-- Start Material to process --

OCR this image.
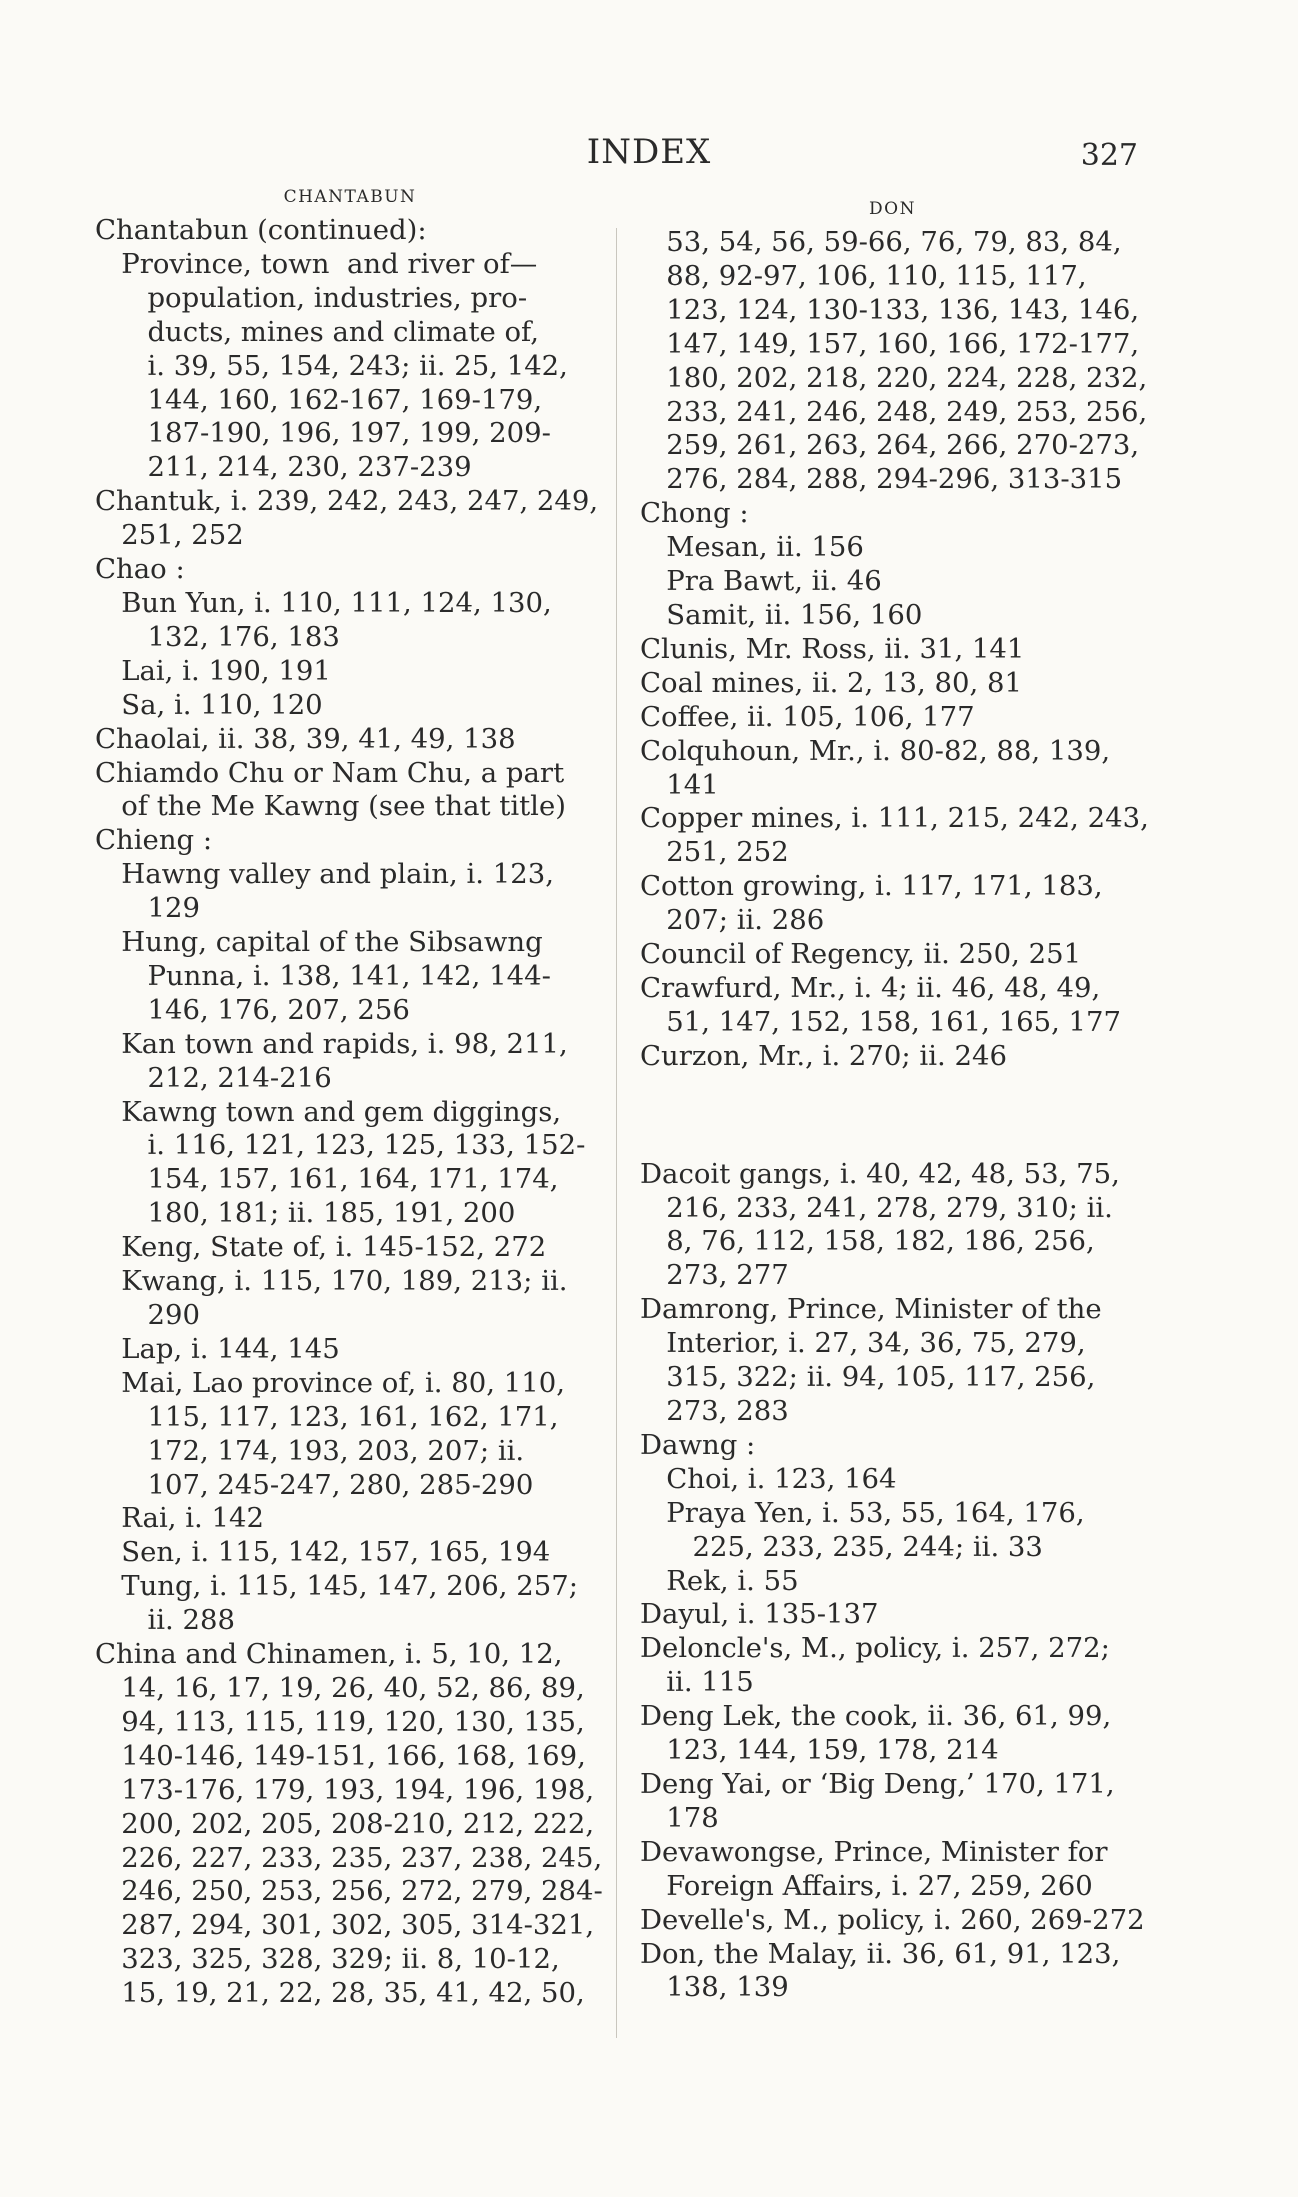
INDEX	327
CHANTABUN
Chantabun (continued):
Province, town  and river of—
population, industries, pro-
ducts, mines and climate of,
i. 39, 55, 154, 243; ii. 25, 142,
144, 160, 162-167, 169-179,
187-190, 196, 197, 199, 209-
211, 214, 230, 237-239
Chantuk, i. 239, 242, 243, 247, 249,
251, 252
Chao :
Bun Yun, i. 110, 111, 124, 130,
132, 176, 183
Lai, i. 190, 191
Sa, i. 110, 120
Chaolai, ii. 38, 39, 41, 49, 138
Chiamdo Chu or Nam Chu, a part
of the Me Kawng (see that title)
Chieng :
Hawng valley and plain, i. 123,
129
Hung, capital of the Sibsawng
Punna, i. 138, 141, 142, 144-
146, 176, 207, 256
Kan town and rapids, i. 98, 211,
212, 214-216
Kawng town and gem diggings,
i. 116, 121, 123, 125, 133, 152-
154, 157, 161, 164, 171, 174,
180, 181; ii. 185, 191, 200
Keng, State of, i. 145-152, 272
Kwang, i. 115, 170, 189, 213; ii.
290
Lap, i. 144, 145
Mai, Lao province of, i. 80, 110,
115, 117, 123, 161, 162, 171,
172, 174, 193, 203, 207; ii.
107, 245-247, 280, 285-290
Rai, i. 142
Sen, i. 115, 142, 157, 165, 194
Tung, i. 115, 145, 147, 206, 257;
ii. 288
China and Chinamen, i. 5, 10, 12,
14, 16, 17, 19, 26, 40, 52, 86, 89,
94, 113, 115, 119, 120, 130, 135,
140-146, 149-151, 166, 168, 169,
173-176, 179, 193, 194, 196, 198,
200, 202, 205, 208-210, 212, 222,
226, 227, 233, 235, 237, 238, 245,
246, 250, 253, 256, 272, 279, 284-
287, 294, 301, 302, 305, 314-321,
323, 325, 328, 329; ii. 8, 10-12,
15, 19, 21, 22, 28, 35, 41, 42, 50,
DON
53, 54, 56, 59-66, 76, 79, 83, 84,
88, 92-97, 106, 110, 115, 117,
123, 124, 130-133, 136, 143, 146,
147, 149, 157, 160, 166, 172-177,
180, 202, 218, 220, 224, 228, 232,
233, 241, 246, 248, 249, 253, 256,
259, 261, 263, 264, 266, 270-273,
276, 284, 288, 294-296, 313-315
Chong :
Mesan, ii. 156
Pra Bawt, ii. 46
Samit, ii. 156, 160
Clunis, Mr. Ross, ii. 31, 141
Coal mines, ii. 2, 13, 80, 81
Coffee, ii. 105, 106, 177
Colquhoun, Mr., i. 80-82, 88, 139,
141
Copper mines, i. 111, 215, 242, 243,
251, 252
Cotton growing, i. 117, 171, 183,
207; ii. 286
Council of Regency, ii. 250, 251
Crawfurd, Mr., i. 4; ii. 46, 48, 49,
51, 147, 152, 158, 161, 165, 177
Curzon, Mr., i. 270; ii. 246
Dacoit gangs, i. 40, 42, 48, 53, 75,
216, 233, 241, 278, 279, 310; ii.
8, 76, 112, 158, 182, 186, 256,
273, 277
Damrong, Prince, Minister of the
Interior, i. 27, 34, 36, 75, 279,
315, 322; ii. 94, 105, 117, 256,
273, 283
Dawng :
Choi, i. 123, 164
Praya Yen, i. 53, 55, 164, 176,
225, 233, 235, 244; ii. 33
Rek, i. 55
Dayul, i. 135-137
Deloncle's, M., policy, i. 257, 272;
ii. 115
Deng Lek, the cook, ii. 36, 61, 99,
123, 144, 159, 178, 214
Deng Yai, or ‘Big Deng,’ 170, 171,
178
Devawongse, Prince, Minister for
Foreign Affairs, i. 27, 259, 260
Develle's, M., policy, i. 260, 269-272
Don, the Malay, ii. 36, 61, 91, 123,
138, 139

-- End Material to process --

List every line from the entries above in which "Minister" appears.

Damrong, Prince, Minister of the
Devawongse, Prince, Minister for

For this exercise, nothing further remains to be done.